» **Problem**:
Swap "poster" for "placard" in the rows from the start through the line with "The pit stop 28 is at (213, 214).", and give those lines again with nothing else changed.

Part of a data file:

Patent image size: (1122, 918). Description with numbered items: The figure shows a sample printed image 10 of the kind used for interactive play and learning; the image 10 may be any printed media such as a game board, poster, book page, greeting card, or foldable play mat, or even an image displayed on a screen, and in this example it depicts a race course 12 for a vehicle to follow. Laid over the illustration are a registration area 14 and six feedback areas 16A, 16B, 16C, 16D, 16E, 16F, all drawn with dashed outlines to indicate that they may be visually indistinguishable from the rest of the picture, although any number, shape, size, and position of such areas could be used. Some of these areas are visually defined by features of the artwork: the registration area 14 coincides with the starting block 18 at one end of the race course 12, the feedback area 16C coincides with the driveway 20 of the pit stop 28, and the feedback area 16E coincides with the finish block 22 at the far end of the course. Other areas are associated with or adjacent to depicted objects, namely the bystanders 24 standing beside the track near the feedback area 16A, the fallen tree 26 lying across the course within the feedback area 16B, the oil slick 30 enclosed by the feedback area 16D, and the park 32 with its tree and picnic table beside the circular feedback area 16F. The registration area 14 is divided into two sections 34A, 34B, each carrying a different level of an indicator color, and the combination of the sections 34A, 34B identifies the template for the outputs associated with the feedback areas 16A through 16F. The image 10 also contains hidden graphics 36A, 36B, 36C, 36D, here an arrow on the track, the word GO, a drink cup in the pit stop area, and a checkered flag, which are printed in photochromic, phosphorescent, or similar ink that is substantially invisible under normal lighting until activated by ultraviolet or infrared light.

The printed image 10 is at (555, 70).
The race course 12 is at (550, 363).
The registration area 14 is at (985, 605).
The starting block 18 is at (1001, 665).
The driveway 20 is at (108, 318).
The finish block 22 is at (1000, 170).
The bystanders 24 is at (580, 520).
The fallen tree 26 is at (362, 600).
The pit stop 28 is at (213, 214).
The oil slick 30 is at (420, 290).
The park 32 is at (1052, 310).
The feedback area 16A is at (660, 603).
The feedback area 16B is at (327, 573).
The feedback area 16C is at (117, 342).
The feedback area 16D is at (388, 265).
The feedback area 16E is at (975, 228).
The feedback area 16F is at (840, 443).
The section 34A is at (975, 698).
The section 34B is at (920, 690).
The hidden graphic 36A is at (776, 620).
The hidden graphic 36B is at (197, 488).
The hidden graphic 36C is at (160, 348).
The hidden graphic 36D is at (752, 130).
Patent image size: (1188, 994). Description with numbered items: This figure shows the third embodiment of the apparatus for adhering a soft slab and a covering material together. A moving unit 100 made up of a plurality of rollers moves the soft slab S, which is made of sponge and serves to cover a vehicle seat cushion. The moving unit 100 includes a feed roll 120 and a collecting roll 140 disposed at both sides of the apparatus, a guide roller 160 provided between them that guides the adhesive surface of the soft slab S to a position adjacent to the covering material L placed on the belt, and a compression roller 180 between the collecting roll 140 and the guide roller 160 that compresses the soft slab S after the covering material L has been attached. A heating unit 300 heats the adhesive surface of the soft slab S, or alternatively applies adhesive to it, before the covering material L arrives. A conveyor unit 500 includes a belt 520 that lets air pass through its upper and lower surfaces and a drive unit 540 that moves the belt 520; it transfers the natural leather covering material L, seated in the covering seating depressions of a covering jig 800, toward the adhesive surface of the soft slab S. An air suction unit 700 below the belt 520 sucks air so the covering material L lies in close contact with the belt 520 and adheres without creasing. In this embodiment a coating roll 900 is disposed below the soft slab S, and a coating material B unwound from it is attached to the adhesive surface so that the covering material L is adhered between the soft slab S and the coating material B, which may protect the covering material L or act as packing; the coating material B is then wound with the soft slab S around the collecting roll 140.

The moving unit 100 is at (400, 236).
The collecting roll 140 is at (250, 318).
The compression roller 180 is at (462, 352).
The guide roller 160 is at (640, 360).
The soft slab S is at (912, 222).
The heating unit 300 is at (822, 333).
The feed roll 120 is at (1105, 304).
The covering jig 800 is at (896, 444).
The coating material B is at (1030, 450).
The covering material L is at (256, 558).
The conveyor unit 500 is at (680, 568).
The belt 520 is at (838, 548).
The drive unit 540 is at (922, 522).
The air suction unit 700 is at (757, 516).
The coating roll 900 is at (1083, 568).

» **Answer to the exercise**:
Patent image size: (1122, 918). Description with numbered items: The figure shows a sample printed image 10 of the kind used for interactive play and learning; the image 10 may be any printed media such as a game board, placard, book page, greeting card, or foldable play mat, or even an image displayed on a screen, and in this example it depicts a race course 12 for a vehicle to follow. Laid over the illustration are a registration area 14 and six feedback areas 16A, 16B, 16C, 16D, 16E, 16F, all drawn with dashed outlines to indicate that they may be visually indistinguishable from the rest of the picture, although any number, shape, size, and position of such areas could be used. Some of these areas are visually defined by features of the artwork: the registration area 14 coincides with the starting block 18 at one end of the race course 12, the feedback area 16C coincides with the driveway 20 of the pit stop 28, and the feedback area 16E coincides with the finish block 22 at the far end of the course. Other areas are associated with or adjacent to depicted objects, namely the bystanders 24 standing beside the track near the feedback area 16A, the fallen tree 26 lying across the course within the feedback area 16B, the oil slick 30 enclosed by the feedback area 16D, and the park 32 with its tree and picnic table beside the circular feedback area 16F. The registration area 14 is divided into two sections 34A, 34B, each carrying a different level of an indicator color, and the combination of the sections 34A, 34B identifies the template for the outputs associated with the feedback areas 16A through 16F. The image 10 also contains hidden graphics 36A, 36B, 36C, 36D, here an arrow on the track, the word GO, a drink cup in the pit stop area, and a checkered flag, which are printed in photochromic, phosphorescent, or similar ink that is substantially invisible under normal lighting until activated by ultraviolet or infrared light.

The printed image 10 is at (555, 70).
The race course 12 is at (550, 363).
The registration area 14 is at (985, 605).
The starting block 18 is at (1001, 665).
The driveway 20 is at (108, 318).
The finish block 22 is at (1000, 170).
The bystanders 24 is at (580, 520).
The fallen tree 26 is at (362, 600).
The pit stop 28 is at (213, 214).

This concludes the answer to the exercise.